Set exercise → Would you extract the whole listing below and retype it exactly?

Material for this task →
===============

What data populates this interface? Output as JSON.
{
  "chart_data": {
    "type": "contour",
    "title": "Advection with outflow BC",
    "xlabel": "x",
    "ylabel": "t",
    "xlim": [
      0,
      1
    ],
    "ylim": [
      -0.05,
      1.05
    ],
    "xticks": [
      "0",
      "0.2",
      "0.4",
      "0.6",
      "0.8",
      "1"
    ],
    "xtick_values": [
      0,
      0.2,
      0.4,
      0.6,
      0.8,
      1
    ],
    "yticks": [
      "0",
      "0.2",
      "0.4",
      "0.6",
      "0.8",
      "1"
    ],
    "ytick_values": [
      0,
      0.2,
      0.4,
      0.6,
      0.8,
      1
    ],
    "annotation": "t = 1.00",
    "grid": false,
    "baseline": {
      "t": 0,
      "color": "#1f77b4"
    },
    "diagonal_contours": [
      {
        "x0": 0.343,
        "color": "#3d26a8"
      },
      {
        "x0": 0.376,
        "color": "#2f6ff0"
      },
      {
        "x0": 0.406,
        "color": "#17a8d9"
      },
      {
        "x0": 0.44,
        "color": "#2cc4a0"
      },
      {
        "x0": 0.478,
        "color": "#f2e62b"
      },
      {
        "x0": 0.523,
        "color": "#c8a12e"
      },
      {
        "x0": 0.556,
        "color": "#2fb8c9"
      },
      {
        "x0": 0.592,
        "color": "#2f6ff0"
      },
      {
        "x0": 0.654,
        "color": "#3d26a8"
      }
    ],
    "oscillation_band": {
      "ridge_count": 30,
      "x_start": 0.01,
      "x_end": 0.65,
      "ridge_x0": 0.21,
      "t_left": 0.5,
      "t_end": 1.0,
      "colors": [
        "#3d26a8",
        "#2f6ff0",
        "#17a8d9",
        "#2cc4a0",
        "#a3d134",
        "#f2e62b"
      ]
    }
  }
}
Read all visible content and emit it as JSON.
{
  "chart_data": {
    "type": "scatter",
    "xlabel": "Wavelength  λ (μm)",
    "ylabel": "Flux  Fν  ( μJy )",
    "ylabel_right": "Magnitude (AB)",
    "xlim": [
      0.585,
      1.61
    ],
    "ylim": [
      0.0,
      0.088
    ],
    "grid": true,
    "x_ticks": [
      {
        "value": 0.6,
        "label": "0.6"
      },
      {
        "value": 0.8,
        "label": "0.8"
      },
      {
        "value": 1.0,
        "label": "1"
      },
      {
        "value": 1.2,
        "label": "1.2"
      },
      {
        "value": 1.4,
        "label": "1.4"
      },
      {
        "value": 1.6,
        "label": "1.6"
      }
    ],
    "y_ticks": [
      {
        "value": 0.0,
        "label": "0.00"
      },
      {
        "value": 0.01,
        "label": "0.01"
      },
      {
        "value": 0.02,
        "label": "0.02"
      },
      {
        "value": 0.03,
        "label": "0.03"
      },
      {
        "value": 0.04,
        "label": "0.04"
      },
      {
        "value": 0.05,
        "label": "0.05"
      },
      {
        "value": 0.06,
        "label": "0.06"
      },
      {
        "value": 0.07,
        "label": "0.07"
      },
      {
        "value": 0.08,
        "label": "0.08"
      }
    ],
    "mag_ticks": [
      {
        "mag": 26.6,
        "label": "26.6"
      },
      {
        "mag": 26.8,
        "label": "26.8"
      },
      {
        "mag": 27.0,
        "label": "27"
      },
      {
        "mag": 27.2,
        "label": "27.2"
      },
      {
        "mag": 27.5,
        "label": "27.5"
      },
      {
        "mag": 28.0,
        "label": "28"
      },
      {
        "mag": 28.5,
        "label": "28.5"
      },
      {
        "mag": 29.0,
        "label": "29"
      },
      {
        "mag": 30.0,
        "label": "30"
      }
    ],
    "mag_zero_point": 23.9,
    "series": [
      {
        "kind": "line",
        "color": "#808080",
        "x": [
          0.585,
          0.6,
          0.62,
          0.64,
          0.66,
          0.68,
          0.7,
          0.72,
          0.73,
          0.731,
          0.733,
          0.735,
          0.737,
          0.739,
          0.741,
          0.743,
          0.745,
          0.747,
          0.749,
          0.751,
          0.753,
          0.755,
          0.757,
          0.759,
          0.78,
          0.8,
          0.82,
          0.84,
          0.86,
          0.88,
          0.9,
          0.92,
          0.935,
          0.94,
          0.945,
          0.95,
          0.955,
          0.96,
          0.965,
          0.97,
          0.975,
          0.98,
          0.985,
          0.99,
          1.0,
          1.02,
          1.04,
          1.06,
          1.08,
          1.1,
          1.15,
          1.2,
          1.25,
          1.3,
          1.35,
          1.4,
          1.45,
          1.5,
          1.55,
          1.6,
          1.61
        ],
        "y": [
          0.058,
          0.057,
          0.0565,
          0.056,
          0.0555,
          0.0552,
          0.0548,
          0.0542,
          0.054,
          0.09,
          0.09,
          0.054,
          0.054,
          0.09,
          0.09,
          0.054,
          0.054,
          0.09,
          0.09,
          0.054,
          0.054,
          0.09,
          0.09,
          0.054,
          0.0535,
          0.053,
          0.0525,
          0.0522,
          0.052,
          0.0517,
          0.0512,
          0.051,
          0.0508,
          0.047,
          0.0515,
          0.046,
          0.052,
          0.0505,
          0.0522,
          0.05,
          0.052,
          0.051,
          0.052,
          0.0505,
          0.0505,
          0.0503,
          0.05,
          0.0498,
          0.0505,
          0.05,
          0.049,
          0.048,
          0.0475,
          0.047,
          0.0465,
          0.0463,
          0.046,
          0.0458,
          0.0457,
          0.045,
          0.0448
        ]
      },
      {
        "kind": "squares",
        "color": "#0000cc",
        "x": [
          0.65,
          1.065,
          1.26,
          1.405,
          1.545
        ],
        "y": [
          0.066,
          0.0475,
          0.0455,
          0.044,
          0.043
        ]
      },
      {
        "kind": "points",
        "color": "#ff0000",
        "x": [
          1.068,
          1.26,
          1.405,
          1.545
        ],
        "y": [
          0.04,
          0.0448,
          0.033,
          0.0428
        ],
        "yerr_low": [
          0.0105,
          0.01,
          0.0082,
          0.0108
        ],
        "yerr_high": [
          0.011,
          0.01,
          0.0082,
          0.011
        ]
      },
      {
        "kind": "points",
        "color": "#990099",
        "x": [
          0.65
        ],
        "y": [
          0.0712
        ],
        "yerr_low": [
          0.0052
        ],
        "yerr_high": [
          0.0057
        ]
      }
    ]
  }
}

===============

The reply →
What data populates this interface? Output as JSON.
{
  "chart_data": {
    "type": "contour",
    "title": "Advection with outflow BC",
    "xlabel": "x",
    "ylabel": "t",
    "xlim": [
      0,
      1
    ],
    "ylim": [
      -0.05,
      1.05
    ],
    "xticks": [
      "0",
      "0.2",
      "0.4",
      "0.6",
      "0.8",
      "1"
    ],
    "xtick_values": [
      0,
      0.2,
      0.4,
      0.6,
      0.8,
      1
    ],
    "yticks": [
      "0",
      "0.2",
      "0.4",
      "0.6",
      "0.8",
      "1"
    ],
    "ytick_values": [
      0,
      0.2,
      0.4,
      0.6,
      0.8,
      1
    ],
    "annotation": "t = 1.00",
    "grid": false,
    "baseline": {
      "t": 0,
      "color": "#1f77b4"
    },
    "diagonal_contours": [
      {
        "x0": 0.343,
        "color": "#3d26a8"
      },
      {
        "x0": 0.376,
        "color": "#2f6ff0"
      },
      {
        "x0": 0.406,
        "color": "#17a8d9"
      },
      {
        "x0": 0.44,
        "color": "#2cc4a0"
      },
      {
        "x0": 0.478,
        "color": "#f2e62b"
      },
      {
        "x0": 0.523,
        "color": "#c8a12e"
      },
      {
        "x0": 0.556,
        "color": "#2fb8c9"
      },
      {
        "x0": 0.592,
        "color": "#2f6ff0"
      },
      {
        "x0": 0.654,
        "color": "#3d26a8"
      }
    ],
    "oscillation_band": {
      "ridge_count": 30,
      "x_start": 0.01,
      "x_end": 0.65,
      "ridge_x0": 0.21,
      "t_left": 0.5,
      "t_end": 1.0,
      "colors": [
        "#3d26a8",
        "#2f6ff0",
        "#17a8d9",
        "#2cc4a0",
        "#a3d134",
        "#f2e62b"
      ]
    }
  }
}
Read all visible content and emit it as JSON.
{
  "chart_data": {
    "type": "scatter",
    "xlabel": "Wavelength  λ (μm)",
    "ylabel": "Flux  Fν  ( μJy )",
    "ylabel_right": "Magnitude (AB)",
    "xlim": [
      0.585,
      1.61
    ],
    "ylim": [
      0.0,
      0.088
    ],
    "grid": true,
    "x_ticks": [
      {
        "value": 0.6,
        "label": "0.6"
      },
      {
        "value": 0.8,
        "label": "0.8"
      },
      {
        "value": 1.0,
        "label": "1"
      },
      {
        "value": 1.2,
        "label": "1.2"
      },
      {
        "value": 1.4,
        "label": "1.4"
      },
      {
        "value": 1.6,
        "label": "1.6"
      }
    ],
    "y_ticks": [
      {
        "value": 0.0,
        "label": "0.00"
      },
      {
        "value": 0.01,
        "label": "0.01"
      },
      {
        "value": 0.02,
        "label": "0.02"
      },
      {
        "value": 0.03,
        "label": "0.03"
      },
      {
        "value": 0.04,
        "label": "0.04"
      },
      {
        "value": 0.05,
        "label": "0.05"
      },
      {
        "value": 0.06,
        "label": "0.06"
      },
      {
        "value": 0.07,
        "label": "0.07"
      },
      {
        "value": 0.08,
        "label": "0.08"
      }
    ],
    "mag_ticks": [
      {
        "mag": 26.6,
        "label": "26.6"
      },
      {
        "mag": 26.8,
        "label": "26.8"
      },
      {
        "mag": 27.0,
        "label": "27"
      },
      {
        "mag": 27.2,
        "label": "27.2"
      },
      {
        "mag": 27.5,
        "label": "27.5"
      },
      {
        "mag": 28.0,
        "label": "28"
      },
      {
        "mag": 28.5,
        "label": "28.5"
      },
      {
        "mag": 29.0,
        "label": "29"
      },
      {
        "mag": 30.0,
        "label": "30"
      }
    ],
    "mag_zero_point": 23.9,
    "series": [
      {
        "kind": "line",
        "color": "#808080",
        "x": [
          0.585,
          0.6,
          0.62,
          0.64,
          0.66,
          0.68,
          0.7,
          0.72,
          0.73,
          0.731,
          0.733,
          0.735,
          0.737,
          0.739,
          0.741,
          0.743,
          0.745,
          0.747,
          0.749,
          0.751,
          0.753,
          0.755,
          0.757,
          0.759,
          0.78,
          0.8,
          0.82,
          0.84,
          0.86,
          0.88,
          0.9,
          0.92,
          0.935,
          0.94,
          0.945,
          0.95,
          0.955,
          0.96,
          0.965,
          0.97,
          0.975,
          0.98,
          0.985,
          0.99,
          1.0,
          1.02,
          1.04,
          1.06,
          1.08,
          1.1,
          1.15,
          1.2,
          1.25,
          1.3,
          1.35,
          1.4,
          1.45,
          1.5,
          1.55,
          1.6,
          1.61
        ],
        "y": [
          0.058,
          0.057,
          0.0565,
          0.056,
          0.0555,
          0.0552,
          0.0548,
          0.0542,
          0.054,
          0.09,
          0.09,
          0.054,
          0.054,
          0.09,
          0.09,
          0.054,
          0.054,
          0.09,
          0.09,
          0.054,
          0.054,
          0.09,
          0.09,
          0.054,
          0.0535,
          0.053,
          0.0525,
          0.0522,
          0.052,
          0.0517,
          0.0512,
          0.051,
          0.0508,
          0.047,
          0.0515,
          0.046,
          0.052,
          0.0505,
          0.0522,
          0.05,
          0.052,
          0.051,
          0.052,
          0.0505,
          0.0505,
          0.0503,
          0.05,
          0.0498,
          0.0505,
          0.05,
          0.049,
          0.048,
          0.0475,
          0.047,
          0.0465,
          0.0463,
          0.046,
          0.0458,
          0.0457,
          0.045,
          0.0448
        ]
      },
      {
        "kind": "squares",
        "color": "#0000cc",
        "x": [
          0.65,
          1.065,
          1.26,
          1.405,
          1.545
        ],
        "y": [
          0.066,
          0.0475,
          0.0455,
          0.044,
          0.043
        ]
      },
      {
        "kind": "points",
        "color": "#ff0000",
        "x": [
          1.068,
          1.26,
          1.405,
          1.545
        ],
        "y": [
          0.04,
          0.0448,
          0.033,
          0.0428
        ],
        "yerr_low": [
          0.0105,
          0.01,
          0.0082,
          0.0108
        ],
        "yerr_high": [
          0.011,
          0.01,
          0.0082,
          0.011
        ]
      },
      {
        "kind": "points",
        "color": "#990099",
        "x": [
          0.65
        ],
        "y": [
          0.0712
        ],
        "yerr_low": [
          0.0052
        ],
        "yerr_high": [
          0.0057
        ]
      }
    ]
  }
}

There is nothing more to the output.